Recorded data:
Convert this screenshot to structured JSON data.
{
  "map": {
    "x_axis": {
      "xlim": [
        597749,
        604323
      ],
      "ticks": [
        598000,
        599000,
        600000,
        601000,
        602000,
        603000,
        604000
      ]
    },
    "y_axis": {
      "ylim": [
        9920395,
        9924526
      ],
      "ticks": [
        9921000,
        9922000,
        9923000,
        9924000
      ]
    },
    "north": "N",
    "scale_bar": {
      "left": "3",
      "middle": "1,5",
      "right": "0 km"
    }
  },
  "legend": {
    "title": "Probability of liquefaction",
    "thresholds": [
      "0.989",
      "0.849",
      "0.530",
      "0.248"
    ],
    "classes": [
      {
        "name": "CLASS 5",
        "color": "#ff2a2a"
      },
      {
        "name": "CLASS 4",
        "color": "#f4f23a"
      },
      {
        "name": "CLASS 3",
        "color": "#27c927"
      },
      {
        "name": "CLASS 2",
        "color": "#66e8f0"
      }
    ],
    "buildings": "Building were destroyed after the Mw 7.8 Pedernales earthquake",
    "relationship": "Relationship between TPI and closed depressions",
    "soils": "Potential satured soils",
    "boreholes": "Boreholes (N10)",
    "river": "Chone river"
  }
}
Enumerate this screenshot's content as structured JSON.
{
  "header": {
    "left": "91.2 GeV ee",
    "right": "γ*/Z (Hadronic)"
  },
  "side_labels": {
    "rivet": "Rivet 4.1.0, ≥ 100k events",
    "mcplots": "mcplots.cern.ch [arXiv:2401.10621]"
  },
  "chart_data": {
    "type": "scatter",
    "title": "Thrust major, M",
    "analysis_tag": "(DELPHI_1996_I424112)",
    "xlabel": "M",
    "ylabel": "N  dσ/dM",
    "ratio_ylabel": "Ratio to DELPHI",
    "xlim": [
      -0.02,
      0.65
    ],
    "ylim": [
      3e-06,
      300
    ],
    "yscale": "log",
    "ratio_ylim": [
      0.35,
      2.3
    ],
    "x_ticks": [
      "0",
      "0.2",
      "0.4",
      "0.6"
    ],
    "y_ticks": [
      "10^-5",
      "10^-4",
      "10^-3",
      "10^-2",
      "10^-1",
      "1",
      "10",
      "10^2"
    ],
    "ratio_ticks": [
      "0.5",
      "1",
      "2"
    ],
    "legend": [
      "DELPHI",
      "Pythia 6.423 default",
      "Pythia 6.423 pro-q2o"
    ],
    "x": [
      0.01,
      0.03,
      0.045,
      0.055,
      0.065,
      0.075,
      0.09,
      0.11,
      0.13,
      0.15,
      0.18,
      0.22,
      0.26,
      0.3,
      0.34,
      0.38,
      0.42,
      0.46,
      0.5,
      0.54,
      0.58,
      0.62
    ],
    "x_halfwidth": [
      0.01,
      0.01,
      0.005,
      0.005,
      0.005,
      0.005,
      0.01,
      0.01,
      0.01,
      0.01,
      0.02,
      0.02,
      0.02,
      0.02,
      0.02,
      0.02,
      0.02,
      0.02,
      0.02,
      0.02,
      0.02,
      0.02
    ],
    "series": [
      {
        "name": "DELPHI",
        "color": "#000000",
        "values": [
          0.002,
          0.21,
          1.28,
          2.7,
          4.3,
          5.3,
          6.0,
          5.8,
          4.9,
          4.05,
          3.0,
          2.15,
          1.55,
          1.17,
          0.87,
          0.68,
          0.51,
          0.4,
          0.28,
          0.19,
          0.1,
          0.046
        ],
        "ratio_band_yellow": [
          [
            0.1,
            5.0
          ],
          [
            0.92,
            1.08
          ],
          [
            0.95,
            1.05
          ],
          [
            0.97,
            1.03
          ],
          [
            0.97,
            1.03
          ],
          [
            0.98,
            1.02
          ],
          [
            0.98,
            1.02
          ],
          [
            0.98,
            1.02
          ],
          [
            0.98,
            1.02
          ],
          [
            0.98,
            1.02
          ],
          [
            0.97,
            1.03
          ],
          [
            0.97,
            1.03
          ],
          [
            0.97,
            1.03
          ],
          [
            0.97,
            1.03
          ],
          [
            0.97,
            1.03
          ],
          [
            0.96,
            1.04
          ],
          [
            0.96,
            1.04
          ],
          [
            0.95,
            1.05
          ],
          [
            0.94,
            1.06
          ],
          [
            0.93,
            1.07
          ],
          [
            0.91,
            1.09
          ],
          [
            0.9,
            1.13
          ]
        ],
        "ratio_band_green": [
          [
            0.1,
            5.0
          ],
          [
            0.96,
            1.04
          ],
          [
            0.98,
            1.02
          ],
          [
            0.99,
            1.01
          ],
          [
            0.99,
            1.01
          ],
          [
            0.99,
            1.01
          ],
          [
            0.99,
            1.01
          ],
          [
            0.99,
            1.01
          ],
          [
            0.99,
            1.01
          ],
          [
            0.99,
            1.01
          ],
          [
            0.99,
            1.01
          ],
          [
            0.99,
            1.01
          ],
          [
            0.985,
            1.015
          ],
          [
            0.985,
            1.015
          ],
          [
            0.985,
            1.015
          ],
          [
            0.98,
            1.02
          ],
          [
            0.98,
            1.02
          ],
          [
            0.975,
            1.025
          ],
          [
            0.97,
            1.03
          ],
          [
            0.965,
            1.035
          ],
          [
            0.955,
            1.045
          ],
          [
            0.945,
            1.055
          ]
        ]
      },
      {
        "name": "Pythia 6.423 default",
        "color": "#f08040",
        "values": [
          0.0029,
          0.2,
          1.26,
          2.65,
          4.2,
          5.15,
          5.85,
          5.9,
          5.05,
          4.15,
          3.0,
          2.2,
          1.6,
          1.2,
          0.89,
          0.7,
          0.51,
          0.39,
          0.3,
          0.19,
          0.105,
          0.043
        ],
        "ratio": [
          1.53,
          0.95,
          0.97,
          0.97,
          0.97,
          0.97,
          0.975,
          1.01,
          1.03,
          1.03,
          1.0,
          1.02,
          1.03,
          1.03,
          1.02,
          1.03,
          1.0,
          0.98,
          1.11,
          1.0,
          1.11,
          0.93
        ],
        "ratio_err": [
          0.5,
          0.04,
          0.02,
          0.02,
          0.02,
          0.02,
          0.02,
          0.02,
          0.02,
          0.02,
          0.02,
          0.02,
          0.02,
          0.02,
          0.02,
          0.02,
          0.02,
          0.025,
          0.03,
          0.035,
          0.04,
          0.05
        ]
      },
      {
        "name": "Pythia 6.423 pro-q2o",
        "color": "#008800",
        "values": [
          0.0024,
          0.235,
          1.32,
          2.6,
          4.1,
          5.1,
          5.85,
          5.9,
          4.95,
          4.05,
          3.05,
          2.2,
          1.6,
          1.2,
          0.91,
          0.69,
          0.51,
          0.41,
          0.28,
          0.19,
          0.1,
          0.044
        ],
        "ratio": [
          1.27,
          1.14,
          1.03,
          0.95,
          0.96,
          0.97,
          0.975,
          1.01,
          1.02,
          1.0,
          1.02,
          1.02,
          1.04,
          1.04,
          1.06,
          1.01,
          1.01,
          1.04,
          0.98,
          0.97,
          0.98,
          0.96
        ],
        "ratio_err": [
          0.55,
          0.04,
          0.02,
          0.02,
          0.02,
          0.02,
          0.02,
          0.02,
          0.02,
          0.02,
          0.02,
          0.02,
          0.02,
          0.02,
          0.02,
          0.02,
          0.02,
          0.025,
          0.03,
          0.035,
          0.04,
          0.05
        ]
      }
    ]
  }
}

— EXERCISE PROMPT —
Find the word "color" in the records and pull out each line that has it.

— SOLUTION FOR THIS TASK —
        "color": "#ff2a2a"
        "color": "#f4f23a"
        "color": "#27c927"
        "color": "#66e8f0"
        "color": "#000000",
        "color": "#f08040",
        "color": "#008800",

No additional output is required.